Task goal
Lines that contain the string "ylabel" are to be copied; leave out all others.

- - - - - - -

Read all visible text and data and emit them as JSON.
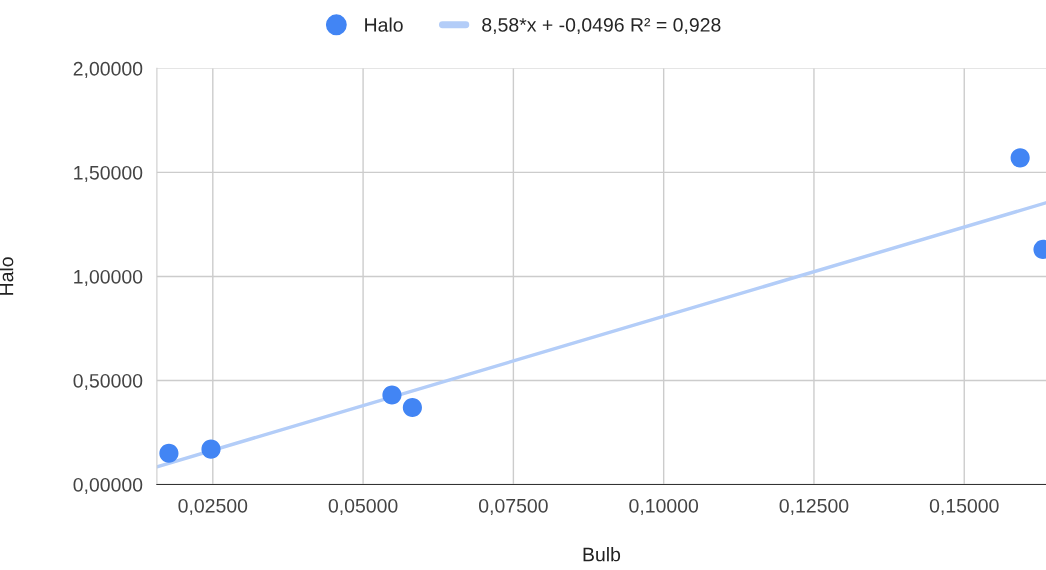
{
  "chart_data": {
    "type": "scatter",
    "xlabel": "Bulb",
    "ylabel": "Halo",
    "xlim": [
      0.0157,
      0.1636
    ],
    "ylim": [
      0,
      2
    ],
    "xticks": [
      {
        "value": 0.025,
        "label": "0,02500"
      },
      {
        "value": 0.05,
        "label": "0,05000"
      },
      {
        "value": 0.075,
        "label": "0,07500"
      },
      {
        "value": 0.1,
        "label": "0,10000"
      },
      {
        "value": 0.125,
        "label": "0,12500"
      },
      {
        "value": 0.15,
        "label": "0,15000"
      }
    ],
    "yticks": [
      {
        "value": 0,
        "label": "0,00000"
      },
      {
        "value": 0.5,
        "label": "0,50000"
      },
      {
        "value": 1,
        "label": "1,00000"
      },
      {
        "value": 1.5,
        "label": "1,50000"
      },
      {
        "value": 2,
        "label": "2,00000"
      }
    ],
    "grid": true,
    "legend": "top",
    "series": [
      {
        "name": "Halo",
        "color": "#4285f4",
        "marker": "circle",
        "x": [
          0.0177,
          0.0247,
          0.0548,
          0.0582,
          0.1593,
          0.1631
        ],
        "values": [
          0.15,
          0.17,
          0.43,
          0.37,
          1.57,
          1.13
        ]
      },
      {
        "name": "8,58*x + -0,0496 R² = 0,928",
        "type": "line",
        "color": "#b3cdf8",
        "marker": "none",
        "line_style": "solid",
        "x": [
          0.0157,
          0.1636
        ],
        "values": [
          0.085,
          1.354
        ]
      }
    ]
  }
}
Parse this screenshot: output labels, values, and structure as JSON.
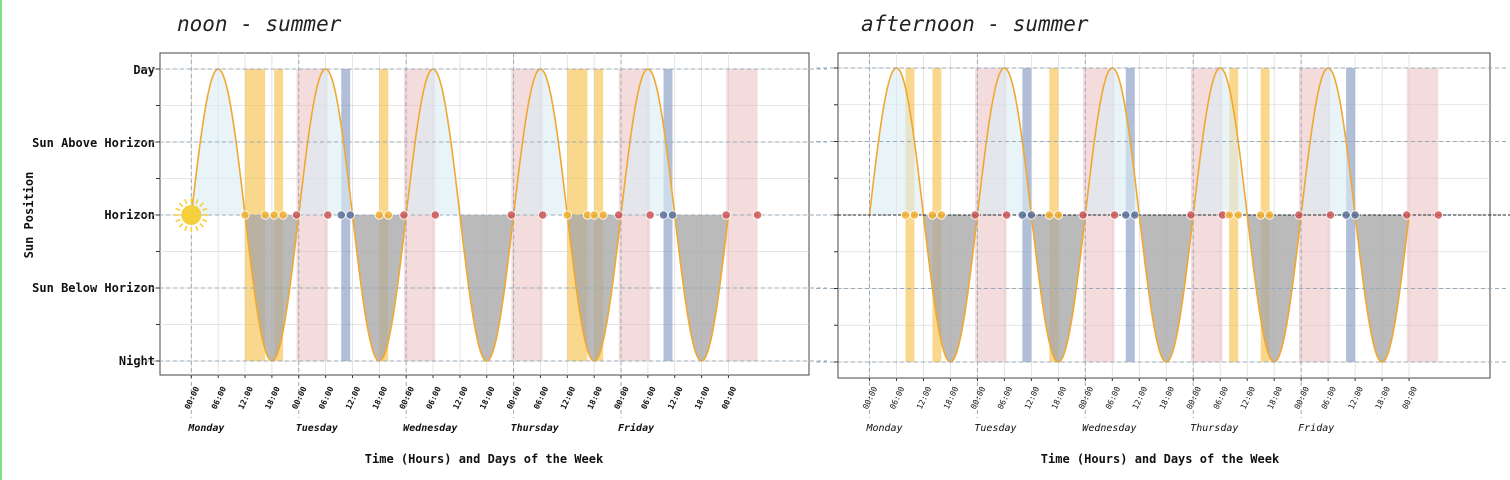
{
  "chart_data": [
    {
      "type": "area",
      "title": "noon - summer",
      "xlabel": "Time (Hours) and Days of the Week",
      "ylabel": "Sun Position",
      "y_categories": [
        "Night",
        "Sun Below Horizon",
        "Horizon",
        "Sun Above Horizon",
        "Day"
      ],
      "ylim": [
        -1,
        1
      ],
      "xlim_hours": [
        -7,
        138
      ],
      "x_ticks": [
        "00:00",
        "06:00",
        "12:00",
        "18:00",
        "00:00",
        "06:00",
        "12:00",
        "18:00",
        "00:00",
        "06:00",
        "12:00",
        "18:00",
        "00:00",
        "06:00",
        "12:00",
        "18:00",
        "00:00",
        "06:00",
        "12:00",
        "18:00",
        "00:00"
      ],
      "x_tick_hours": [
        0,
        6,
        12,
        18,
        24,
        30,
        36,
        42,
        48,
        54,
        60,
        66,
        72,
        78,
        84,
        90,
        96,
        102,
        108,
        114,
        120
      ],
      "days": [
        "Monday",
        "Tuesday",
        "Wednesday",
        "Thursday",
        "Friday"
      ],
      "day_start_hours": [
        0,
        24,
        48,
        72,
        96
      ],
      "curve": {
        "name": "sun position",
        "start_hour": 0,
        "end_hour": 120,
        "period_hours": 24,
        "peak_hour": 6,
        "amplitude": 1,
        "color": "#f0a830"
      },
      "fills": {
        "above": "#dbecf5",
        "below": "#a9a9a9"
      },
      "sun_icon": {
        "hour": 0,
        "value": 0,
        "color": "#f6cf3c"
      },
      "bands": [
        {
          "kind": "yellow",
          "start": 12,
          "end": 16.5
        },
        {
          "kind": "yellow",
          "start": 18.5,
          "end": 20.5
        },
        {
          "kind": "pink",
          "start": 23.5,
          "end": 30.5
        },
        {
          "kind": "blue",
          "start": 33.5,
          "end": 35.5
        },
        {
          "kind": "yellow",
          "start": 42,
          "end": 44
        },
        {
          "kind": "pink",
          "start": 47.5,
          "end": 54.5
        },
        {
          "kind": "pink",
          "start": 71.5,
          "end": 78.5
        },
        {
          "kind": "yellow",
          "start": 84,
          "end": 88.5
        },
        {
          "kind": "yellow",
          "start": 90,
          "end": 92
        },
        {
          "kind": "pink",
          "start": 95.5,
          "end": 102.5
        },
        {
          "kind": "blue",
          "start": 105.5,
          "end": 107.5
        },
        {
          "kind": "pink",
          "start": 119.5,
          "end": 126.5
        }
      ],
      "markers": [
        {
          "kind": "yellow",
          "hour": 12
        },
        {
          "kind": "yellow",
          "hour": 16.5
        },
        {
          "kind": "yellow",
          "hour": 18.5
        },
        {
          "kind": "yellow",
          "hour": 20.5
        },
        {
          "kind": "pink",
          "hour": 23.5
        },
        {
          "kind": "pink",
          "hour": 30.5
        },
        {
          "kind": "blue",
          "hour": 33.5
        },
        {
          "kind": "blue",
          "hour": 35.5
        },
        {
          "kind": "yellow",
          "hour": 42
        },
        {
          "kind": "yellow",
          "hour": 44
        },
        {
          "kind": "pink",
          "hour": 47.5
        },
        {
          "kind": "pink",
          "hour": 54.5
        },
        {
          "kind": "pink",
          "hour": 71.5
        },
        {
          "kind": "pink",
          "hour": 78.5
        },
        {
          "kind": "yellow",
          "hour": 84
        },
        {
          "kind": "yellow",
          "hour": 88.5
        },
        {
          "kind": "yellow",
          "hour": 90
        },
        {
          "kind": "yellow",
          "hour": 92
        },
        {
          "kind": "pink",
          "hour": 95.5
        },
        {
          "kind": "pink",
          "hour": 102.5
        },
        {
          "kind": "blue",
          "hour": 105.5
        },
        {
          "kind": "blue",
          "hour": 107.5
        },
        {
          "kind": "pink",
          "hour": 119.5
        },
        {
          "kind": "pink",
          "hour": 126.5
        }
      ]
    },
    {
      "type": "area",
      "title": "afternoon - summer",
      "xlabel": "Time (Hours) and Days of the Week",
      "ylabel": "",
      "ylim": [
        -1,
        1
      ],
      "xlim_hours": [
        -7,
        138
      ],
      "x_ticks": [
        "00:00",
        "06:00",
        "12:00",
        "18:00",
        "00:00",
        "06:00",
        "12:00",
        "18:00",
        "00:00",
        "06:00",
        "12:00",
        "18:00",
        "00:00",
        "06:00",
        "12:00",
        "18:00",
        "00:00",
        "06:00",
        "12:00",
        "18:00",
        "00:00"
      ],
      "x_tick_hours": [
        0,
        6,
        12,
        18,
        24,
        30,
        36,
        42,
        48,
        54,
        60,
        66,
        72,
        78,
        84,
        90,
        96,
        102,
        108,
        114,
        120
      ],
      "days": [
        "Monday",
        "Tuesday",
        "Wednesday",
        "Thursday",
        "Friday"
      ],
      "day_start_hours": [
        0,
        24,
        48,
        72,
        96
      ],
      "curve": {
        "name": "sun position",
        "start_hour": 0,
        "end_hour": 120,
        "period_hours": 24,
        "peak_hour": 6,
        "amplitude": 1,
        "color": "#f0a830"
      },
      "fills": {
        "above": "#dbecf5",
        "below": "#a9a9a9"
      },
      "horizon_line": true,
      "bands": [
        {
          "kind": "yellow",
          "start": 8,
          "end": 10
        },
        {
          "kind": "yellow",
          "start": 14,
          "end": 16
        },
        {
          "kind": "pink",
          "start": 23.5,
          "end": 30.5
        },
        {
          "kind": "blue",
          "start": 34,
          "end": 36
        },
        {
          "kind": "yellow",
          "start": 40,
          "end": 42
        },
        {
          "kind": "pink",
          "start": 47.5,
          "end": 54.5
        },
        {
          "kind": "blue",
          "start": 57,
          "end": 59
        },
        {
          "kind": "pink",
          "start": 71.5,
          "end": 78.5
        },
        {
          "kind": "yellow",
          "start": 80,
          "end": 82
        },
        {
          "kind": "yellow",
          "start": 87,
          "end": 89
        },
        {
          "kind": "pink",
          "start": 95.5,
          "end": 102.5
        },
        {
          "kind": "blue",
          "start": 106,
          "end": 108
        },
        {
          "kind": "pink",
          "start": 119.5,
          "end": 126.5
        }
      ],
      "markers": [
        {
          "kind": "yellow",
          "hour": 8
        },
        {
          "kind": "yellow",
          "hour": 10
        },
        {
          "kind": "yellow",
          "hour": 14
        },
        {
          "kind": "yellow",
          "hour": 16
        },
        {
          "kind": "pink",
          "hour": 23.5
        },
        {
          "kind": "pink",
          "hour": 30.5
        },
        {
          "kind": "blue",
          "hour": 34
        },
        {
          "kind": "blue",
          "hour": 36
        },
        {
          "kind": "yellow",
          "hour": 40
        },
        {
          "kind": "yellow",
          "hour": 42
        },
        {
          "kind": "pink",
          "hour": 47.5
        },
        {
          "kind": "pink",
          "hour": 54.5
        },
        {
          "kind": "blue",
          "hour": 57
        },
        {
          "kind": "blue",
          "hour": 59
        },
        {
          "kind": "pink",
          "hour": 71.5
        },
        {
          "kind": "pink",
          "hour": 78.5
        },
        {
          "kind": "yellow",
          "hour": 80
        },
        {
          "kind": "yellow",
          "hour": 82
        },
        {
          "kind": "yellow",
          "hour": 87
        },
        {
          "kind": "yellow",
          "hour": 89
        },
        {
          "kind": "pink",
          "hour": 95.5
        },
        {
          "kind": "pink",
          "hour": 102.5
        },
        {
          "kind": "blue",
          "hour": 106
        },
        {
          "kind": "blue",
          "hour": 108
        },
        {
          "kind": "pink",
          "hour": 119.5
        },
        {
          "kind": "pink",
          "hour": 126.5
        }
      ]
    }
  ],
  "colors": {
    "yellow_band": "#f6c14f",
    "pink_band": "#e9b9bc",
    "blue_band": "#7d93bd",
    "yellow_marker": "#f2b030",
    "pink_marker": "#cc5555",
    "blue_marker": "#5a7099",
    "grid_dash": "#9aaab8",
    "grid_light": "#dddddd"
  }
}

- - - - - - -

Exercise answer
    "ylabel": "Halo",
      "ylabel": "Sun Position",
      "ylabel": "",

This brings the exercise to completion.